* [Task goal]: The data must be given again in full, with no line altered.

Excerpts from a dataset:
###
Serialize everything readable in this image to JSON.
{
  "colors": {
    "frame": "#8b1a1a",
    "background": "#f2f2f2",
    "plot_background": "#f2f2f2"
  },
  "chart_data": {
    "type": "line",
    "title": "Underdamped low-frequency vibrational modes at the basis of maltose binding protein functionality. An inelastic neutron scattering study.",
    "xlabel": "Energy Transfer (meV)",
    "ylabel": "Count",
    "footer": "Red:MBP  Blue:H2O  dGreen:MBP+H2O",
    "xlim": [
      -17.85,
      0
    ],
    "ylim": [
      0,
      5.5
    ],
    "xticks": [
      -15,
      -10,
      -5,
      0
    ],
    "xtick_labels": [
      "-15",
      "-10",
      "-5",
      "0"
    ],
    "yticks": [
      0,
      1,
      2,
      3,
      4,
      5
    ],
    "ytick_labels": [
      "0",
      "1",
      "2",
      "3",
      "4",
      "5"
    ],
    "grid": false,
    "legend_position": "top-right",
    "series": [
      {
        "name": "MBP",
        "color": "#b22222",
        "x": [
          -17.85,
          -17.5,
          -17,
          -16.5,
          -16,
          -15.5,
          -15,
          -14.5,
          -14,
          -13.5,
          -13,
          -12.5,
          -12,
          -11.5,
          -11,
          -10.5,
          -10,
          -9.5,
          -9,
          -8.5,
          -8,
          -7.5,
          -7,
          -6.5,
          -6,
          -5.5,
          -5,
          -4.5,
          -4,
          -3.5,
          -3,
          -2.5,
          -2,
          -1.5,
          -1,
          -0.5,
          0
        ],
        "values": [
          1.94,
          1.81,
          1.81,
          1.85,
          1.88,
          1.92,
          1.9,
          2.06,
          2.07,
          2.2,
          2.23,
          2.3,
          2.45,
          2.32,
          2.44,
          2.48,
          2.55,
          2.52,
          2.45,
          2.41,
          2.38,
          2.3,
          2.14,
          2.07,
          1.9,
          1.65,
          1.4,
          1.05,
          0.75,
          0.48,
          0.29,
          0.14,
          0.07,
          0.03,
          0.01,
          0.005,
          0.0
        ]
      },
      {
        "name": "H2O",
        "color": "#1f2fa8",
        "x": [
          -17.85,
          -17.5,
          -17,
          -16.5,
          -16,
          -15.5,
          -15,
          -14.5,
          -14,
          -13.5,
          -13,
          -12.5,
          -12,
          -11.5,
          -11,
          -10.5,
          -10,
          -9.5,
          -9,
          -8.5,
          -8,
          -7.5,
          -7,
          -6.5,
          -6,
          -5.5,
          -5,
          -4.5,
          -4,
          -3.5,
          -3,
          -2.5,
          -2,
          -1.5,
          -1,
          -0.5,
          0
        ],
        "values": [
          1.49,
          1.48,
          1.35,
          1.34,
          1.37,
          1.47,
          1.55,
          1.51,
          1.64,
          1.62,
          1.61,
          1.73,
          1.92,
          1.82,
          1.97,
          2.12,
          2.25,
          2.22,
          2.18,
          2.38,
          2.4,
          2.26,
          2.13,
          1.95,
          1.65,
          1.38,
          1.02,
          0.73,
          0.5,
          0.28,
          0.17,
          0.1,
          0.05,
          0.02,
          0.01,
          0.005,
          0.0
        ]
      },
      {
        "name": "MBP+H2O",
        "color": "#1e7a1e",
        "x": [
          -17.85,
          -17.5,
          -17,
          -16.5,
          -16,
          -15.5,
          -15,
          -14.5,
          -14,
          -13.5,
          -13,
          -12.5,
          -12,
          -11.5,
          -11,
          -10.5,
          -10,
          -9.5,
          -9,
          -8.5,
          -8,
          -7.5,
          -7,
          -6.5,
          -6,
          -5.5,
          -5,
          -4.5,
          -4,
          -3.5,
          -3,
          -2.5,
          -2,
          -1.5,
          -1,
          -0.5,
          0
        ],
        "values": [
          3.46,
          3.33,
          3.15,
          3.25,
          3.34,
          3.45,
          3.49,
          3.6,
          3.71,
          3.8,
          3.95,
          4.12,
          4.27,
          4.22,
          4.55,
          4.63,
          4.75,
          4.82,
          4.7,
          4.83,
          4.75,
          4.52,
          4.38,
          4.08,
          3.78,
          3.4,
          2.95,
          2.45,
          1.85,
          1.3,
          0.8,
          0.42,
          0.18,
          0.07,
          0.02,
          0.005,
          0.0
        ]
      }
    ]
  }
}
###
* [Result of this task]:
Serialize everything readable in this image to JSON.
{
  "colors": {
    "frame": "#8b1a1a",
    "background": "#f2f2f2",
    "plot_background": "#f2f2f2"
  },
  "chart_data": {
    "type": "line",
    "title": "Underdamped low-frequency vibrational modes at the basis of maltose binding protein functionality. An inelastic neutron scattering study.",
    "xlabel": "Energy Transfer (meV)",
    "ylabel": "Count",
    "footer": "Red:MBP  Blue:H2O  dGreen:MBP+H2O",
    "xlim": [
      -17.85,
      0
    ],
    "ylim": [
      0,
      5.5
    ],
    "xticks": [
      -15,
      -10,
      -5,
      0
    ],
    "xtick_labels": [
      "-15",
      "-10",
      "-5",
      "0"
    ],
    "yticks": [
      0,
      1,
      2,
      3,
      4,
      5
    ],
    "ytick_labels": [
      "0",
      "1",
      "2",
      "3",
      "4",
      "5"
    ],
    "grid": false,
    "legend_position": "top-right",
    "series": [
      {
        "name": "MBP",
        "color": "#b22222",
        "x": [
          -17.85,
          -17.5,
          -17,
          -16.5,
          -16,
          -15.5,
          -15,
          -14.5,
          -14,
          -13.5,
          -13,
          -12.5,
          -12,
          -11.5,
          -11,
          -10.5,
          -10,
          -9.5,
          -9,
          -8.5,
          -8,
          -7.5,
          -7,
          -6.5,
          -6,
          -5.5,
          -5,
          -4.5,
          -4,
          -3.5,
          -3,
          -2.5,
          -2,
          -1.5,
          -1,
          -0.5,
          0
        ],
        "values": [
          1.94,
          1.81,
          1.81,
          1.85,
          1.88,
          1.92,
          1.9,
          2.06,
          2.07,
          2.2,
          2.23,
          2.3,
          2.45,
          2.32,
          2.44,
          2.48,
          2.55,
          2.52,
          2.45,
          2.41,
          2.38,
          2.3,
          2.14,
          2.07,
          1.9,
          1.65,
          1.4,
          1.05,
          0.75,
          0.48,
          0.29,
          0.14,
          0.07,
          0.03,
          0.01,
          0.005,
          0.0
        ]
      },
      {
        "name": "H2O",
        "color": "#1f2fa8",
        "x": [
          -17.85,
          -17.5,
          -17,
          -16.5,
          -16,
          -15.5,
          -15,
          -14.5,
          -14,
          -13.5,
          -13,
          -12.5,
          -12,
          -11.5,
          -11,
          -10.5,
          -10,
          -9.5,
          -9,
          -8.5,
          -8,
          -7.5,
          -7,
          -6.5,
          -6,
          -5.5,
          -5,
          -4.5,
          -4,
          -3.5,
          -3,
          -2.5,
          -2,
          -1.5,
          -1,
          -0.5,
          0
        ],
        "values": [
          1.49,
          1.48,
          1.35,
          1.34,
          1.37,
          1.47,
          1.55,
          1.51,
          1.64,
          1.62,
          1.61,
          1.73,
          1.92,
          1.82,
          1.97,
          2.12,
          2.25,
          2.22,
          2.18,
          2.38,
          2.4,
          2.26,
          2.13,
          1.95,
          1.65,
          1.38,
          1.02,
          0.73,
          0.5,
          0.28,
          0.17,
          0.1,
          0.05,
          0.02,
          0.01,
          0.005,
          0.0
        ]
      },
      {
        "name": "MBP+H2O",
        "color": "#1e7a1e",
        "x": [
          -17.85,
          -17.5,
          -17,
          -16.5,
          -16,
          -15.5,
          -15,
          -14.5,
          -14,
          -13.5,
          -13,
          -12.5,
          -12,
          -11.5,
          -11,
          -10.5,
          -10,
          -9.5,
          -9,
          -8.5,
          -8,
          -7.5,
          -7,
          -6.5,
          -6,
          -5.5,
          -5,
          -4.5,
          -4,
          -3.5,
          -3,
          -2.5,
          -2,
          -1.5,
          -1,
          -0.5,
          0
        ],
        "values": [
          3.46,
          3.33,
          3.15,
          3.25,
          3.34,
          3.45,
          3.49,
          3.6,
          3.71,
          3.8,
          3.95,
          4.12,
          4.27,
          4.22,
          4.55,
          4.63,
          4.75,
          4.82,
          4.7,
          4.83,
          4.75,
          4.52,
          4.38,
          4.08,
          3.78,
          3.4,
          2.95,
          2.45,
          1.85,
          1.3,
          0.8,
          0.42,
          0.18,
          0.07,
          0.02,
          0.005,
          0.0
        ]
      }
    ]
  }
}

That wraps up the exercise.